═══ SUPPLIED DATA
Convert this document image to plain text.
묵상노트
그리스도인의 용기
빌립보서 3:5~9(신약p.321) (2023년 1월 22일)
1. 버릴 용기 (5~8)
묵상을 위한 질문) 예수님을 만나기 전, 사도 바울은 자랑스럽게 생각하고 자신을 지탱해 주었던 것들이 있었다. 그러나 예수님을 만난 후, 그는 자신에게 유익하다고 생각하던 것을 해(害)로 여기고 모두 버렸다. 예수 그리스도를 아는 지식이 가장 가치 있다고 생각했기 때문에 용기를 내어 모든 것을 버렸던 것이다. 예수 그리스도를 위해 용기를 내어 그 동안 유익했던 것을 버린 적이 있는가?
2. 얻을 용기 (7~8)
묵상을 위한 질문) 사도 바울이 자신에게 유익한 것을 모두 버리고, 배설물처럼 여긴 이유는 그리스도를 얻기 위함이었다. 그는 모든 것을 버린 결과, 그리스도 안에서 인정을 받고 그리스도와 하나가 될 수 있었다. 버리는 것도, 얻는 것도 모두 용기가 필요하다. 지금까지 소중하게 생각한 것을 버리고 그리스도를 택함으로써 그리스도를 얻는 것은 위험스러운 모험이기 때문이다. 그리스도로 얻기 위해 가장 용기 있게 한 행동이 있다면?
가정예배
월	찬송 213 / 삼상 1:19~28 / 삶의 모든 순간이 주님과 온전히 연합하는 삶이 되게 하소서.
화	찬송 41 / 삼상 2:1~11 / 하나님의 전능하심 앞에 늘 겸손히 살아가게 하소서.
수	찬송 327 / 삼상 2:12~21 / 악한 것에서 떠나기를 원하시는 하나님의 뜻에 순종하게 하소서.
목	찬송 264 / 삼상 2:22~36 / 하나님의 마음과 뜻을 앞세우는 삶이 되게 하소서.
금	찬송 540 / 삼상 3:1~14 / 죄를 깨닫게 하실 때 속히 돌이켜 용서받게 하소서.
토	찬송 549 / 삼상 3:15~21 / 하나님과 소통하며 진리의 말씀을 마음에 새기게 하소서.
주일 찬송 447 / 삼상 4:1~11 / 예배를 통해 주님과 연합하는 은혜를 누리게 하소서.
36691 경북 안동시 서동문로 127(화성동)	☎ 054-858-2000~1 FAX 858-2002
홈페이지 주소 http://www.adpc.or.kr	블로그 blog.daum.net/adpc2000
══════
Pull out each line of the entries that contains "하나님의".

## SOLUTION FOR THIS PROBLEM
화	찬송 41 / 삼상 2:1~11 / 하나님의 전능하심 앞에 늘 겸손히 살아가게 하소서.
수	찬송 327 / 삼상 2:12~21 / 악한 것에서 떠나기를 원하시는 하나님의 뜻에 순종하게 하소서.
목	찬송 264 / 삼상 2:22~36 / 하나님의 마음과 뜻을 앞세우는 삶이 되게 하소서.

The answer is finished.